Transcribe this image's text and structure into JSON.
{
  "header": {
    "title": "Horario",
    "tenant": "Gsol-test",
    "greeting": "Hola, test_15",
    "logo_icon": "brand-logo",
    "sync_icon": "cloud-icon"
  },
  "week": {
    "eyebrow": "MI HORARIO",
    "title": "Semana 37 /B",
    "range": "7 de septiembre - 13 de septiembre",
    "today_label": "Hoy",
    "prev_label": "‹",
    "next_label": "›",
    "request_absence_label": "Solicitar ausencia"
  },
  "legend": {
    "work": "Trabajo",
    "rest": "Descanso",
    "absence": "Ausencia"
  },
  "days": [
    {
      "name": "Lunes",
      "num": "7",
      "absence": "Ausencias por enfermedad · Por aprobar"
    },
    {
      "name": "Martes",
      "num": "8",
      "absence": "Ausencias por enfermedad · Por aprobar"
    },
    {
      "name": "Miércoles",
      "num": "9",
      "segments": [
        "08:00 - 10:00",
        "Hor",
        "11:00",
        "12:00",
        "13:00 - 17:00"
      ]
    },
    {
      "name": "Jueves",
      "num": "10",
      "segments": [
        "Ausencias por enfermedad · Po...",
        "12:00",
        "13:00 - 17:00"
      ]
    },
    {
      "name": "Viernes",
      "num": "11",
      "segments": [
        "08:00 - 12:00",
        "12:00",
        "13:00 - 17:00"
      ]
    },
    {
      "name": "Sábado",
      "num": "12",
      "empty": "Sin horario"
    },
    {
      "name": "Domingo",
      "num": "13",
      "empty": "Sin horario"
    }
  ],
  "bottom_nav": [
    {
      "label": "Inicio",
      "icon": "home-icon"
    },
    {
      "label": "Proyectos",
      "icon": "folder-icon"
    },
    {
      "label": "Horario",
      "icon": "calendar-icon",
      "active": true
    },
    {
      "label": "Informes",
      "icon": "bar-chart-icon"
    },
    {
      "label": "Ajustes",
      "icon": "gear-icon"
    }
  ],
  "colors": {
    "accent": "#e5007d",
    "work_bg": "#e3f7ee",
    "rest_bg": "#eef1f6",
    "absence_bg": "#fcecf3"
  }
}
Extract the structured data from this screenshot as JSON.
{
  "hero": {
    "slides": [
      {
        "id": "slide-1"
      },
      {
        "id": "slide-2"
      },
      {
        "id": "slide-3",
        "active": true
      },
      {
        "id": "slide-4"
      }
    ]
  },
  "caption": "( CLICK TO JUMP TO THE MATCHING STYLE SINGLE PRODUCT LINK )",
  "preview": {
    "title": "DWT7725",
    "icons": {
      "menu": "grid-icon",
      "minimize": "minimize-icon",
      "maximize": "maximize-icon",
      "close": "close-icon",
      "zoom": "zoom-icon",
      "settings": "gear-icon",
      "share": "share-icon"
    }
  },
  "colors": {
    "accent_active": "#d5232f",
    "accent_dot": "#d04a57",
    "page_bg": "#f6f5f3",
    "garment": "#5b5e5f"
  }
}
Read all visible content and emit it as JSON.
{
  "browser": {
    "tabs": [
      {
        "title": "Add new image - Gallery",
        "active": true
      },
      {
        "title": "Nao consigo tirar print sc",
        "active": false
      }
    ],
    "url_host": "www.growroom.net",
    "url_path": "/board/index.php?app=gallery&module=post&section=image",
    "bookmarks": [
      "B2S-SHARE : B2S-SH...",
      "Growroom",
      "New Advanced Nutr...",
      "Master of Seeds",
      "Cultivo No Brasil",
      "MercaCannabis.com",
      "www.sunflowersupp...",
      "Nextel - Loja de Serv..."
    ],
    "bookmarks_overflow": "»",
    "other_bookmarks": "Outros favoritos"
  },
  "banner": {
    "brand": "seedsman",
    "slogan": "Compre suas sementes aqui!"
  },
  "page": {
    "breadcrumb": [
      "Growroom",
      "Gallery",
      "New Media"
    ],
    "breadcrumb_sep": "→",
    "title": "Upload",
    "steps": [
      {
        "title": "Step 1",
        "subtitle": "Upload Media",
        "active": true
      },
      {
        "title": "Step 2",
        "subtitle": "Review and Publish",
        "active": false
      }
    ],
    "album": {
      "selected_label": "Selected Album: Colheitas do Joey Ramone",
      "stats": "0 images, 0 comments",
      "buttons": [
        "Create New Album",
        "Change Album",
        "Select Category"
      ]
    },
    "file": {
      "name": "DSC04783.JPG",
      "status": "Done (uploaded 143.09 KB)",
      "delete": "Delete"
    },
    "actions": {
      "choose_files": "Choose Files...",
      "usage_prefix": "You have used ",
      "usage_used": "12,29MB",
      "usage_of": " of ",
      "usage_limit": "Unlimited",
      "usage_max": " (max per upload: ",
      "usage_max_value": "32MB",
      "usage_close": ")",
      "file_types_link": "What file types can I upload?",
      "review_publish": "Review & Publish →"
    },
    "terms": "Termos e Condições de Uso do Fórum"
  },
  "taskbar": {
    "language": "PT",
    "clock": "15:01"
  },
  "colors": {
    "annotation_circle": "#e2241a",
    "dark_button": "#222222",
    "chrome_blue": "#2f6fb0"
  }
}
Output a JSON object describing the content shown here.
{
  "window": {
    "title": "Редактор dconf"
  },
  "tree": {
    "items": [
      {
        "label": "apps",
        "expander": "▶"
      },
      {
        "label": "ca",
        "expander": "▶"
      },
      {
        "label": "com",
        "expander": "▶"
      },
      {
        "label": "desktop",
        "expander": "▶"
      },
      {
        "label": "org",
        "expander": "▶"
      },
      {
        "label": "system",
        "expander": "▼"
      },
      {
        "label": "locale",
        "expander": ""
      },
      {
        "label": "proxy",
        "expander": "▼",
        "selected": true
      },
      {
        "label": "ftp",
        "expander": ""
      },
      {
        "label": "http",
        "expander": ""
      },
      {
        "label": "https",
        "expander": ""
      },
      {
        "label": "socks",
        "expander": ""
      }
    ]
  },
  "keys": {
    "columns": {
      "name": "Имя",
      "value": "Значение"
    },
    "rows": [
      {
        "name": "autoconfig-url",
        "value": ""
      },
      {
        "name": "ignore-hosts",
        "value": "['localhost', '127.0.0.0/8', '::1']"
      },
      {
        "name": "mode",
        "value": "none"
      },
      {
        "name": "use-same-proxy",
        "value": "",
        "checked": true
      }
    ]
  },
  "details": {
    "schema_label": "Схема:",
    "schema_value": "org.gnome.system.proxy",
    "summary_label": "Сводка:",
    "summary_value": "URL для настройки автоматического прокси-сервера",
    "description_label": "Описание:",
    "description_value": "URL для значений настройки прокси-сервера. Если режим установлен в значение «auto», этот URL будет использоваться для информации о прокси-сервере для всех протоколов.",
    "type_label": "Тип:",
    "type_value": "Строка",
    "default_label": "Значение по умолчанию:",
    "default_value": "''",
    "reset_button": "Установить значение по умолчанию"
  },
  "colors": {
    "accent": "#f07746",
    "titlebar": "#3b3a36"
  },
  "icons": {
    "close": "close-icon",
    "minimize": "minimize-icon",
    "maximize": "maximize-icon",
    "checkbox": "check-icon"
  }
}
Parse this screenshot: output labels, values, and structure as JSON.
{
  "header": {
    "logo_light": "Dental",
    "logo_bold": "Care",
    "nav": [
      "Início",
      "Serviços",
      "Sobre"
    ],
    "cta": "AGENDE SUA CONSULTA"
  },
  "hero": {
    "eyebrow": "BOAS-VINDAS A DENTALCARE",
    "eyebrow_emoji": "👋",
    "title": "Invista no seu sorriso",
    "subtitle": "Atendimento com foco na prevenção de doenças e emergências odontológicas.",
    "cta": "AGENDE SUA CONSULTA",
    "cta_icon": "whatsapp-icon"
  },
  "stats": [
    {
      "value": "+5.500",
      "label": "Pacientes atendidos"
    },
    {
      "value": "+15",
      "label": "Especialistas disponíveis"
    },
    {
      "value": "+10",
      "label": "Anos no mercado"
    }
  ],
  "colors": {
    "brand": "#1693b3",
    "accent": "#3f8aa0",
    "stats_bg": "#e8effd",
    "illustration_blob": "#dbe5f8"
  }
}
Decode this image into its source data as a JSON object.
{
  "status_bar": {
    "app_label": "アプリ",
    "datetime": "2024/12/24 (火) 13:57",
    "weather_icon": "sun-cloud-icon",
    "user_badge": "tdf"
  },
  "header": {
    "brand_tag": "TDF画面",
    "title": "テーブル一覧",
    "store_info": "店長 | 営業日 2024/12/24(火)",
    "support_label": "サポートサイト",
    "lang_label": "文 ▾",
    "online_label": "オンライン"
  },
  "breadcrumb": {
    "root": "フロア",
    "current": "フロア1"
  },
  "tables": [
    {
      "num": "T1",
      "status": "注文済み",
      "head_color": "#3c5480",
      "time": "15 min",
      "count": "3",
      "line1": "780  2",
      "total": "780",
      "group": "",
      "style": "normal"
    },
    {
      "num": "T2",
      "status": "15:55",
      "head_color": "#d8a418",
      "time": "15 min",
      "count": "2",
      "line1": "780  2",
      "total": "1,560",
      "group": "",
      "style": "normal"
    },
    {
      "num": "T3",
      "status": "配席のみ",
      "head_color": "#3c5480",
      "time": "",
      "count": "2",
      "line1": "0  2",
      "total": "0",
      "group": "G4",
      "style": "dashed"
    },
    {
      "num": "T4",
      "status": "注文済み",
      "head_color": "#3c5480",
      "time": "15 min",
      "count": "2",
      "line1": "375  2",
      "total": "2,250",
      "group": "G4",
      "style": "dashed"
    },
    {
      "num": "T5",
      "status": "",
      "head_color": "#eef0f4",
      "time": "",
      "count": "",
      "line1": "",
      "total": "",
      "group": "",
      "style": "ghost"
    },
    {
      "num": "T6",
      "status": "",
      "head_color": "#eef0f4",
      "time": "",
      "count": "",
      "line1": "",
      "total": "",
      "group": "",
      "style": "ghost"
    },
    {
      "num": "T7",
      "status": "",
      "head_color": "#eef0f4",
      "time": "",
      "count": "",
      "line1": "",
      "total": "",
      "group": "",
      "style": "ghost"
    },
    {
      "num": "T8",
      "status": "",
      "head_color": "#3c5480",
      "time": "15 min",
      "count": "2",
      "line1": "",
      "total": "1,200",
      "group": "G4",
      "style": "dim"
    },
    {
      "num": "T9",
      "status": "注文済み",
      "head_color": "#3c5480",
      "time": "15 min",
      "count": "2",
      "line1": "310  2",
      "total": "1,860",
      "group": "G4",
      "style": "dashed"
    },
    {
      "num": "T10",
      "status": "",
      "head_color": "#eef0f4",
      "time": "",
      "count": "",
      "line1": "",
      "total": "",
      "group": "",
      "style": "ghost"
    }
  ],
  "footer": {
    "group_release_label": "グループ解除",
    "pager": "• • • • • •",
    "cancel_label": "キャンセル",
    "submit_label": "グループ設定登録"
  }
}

* **What to work on**
Read through the entries and copy each line in which "cloud" appears.

* **The completed task**
    "sync_icon": "cloud-icon"
    "weather_icon": "sun-cloud-icon",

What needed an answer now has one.